- **What is expected**: Say how many lines of the listing below contain "compra", giving the number and nothing else.

--- Start Dataset entries ---

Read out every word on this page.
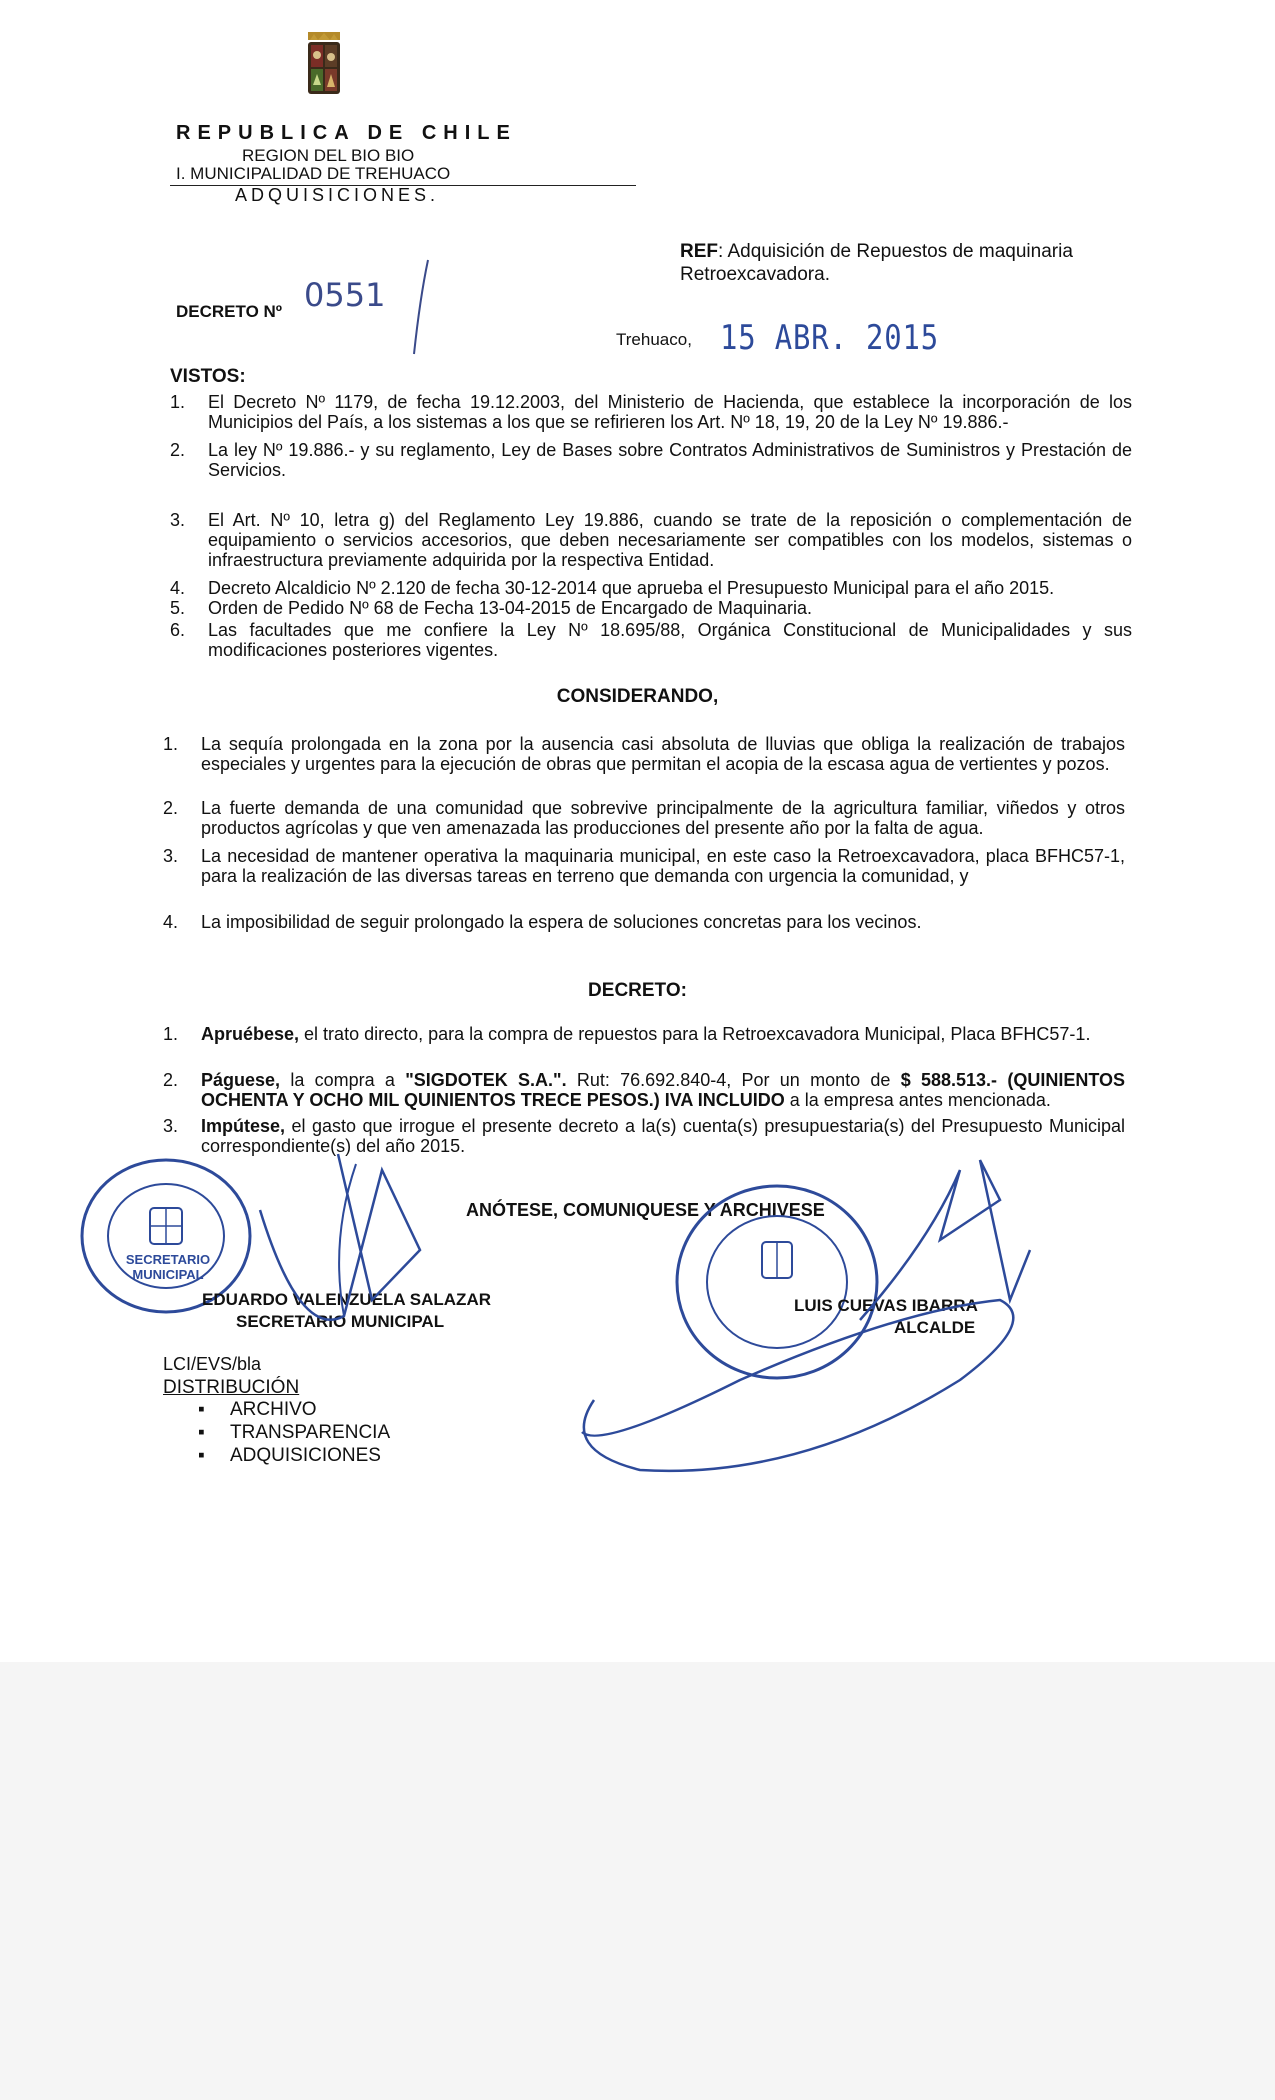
REPUBLICA DE CHILE
REGION DEL BIO BIO
I. MUNICIPALIDAD DE TREHUACO
ADQUISICIONES.
REF: Adquisición de Repuestos de maquinaria Retroexcavadora.
DECRETO Nº 0551
Trehuaco, 15 ABR. 2015
VISTOS:
1. El Decreto Nº 1179, de fecha 19.12.2003, del Ministerio de Hacienda, que establece la incorporación de los Municipios del País, a los sistemas a los que se refirieren los Art. Nº 18, 19, 20 de la Ley Nº 19.886.-
2. La ley Nº 19.886.- y su reglamento, Ley de Bases sobre Contratos Administrativos de Suministros y Prestación de Servicios.
3. El Art. Nº 10, letra g) del Reglamento Ley 19.886, cuando se trate de la reposición o complementación de equipamiento o servicios accesorios, que deben necesariamente ser compatibles con los modelos, sistemas o infraestructura previamente adquirida por la respectiva Entidad.
4. Decreto Alcaldicio Nº 2.120 de fecha 30-12-2014 que aprueba el Presupuesto Municipal para el año 2015.
5. Orden de Pedido Nº 68 de Fecha 13-04-2015 de Encargado de Maquinaria.
6. Las facultades que me confiere la Ley Nº 18.695/88, Orgánica Constitucional de Municipalidades y sus modificaciones posteriores vigentes.
CONSIDERANDO,
1. La sequía prolongada en la zona por la ausencia casi absoluta de lluvias que obliga la realización de trabajos especiales y urgentes para la ejecución de obras que permitan el acopia de la escasa agua de vertientes y pozos.
2. La fuerte demanda de una comunidad que sobrevive principalmente de la agricultura familiar, viñedos y otros productos agrícolas y que ven amenazada las producciones del presente año por la falta de agua.
3. La necesidad de mantener operativa la maquinaria municipal, en este caso la Retroexcavadora, placa BFHC57-1, para la realización de las diversas tareas en terreno que demanda con urgencia la comunidad, y
4. La imposibilidad de seguir prolongado la espera de soluciones concretas para los vecinos.
DECRETO:
1. Apruébese, el trato directo, para la compra de repuestos para la Retroexcavadora Municipal, Placa BFHC57-1.
2. Páguese, la compra a "SIGDOTEK S.A.". Rut: 76.692.840-4, Por un monto de $ 588.513.- (QUINIENTOS OCHENTA Y OCHO MIL QUINIENTOS TRECE PESOS.) IVA INCLUIDO a la empresa antes mencionada.
3. Impútese, el gasto que irrogue el presente decreto a la(s) cuenta(s) presupuestaria(s) del Presupuesto Municipal correspondiente(s) del año 2015.
ANÓTESE, COMUNIQUESE Y ARCHIVESE
SECRETARIO
MUNICIPAL
EDUARDO VALENZUELA SALAZAR
SECRETARIO MUNICIPAL
LUIS CUEVAS IBARRA
ALCALDE
LCI/EVS/bla
DISTRIBUCIÓN
▪ ARCHIVO
▪ TRANSPARENCIA
▪ ADQUISICIONES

--- End Dataset entries ---

- **Correct response**: 2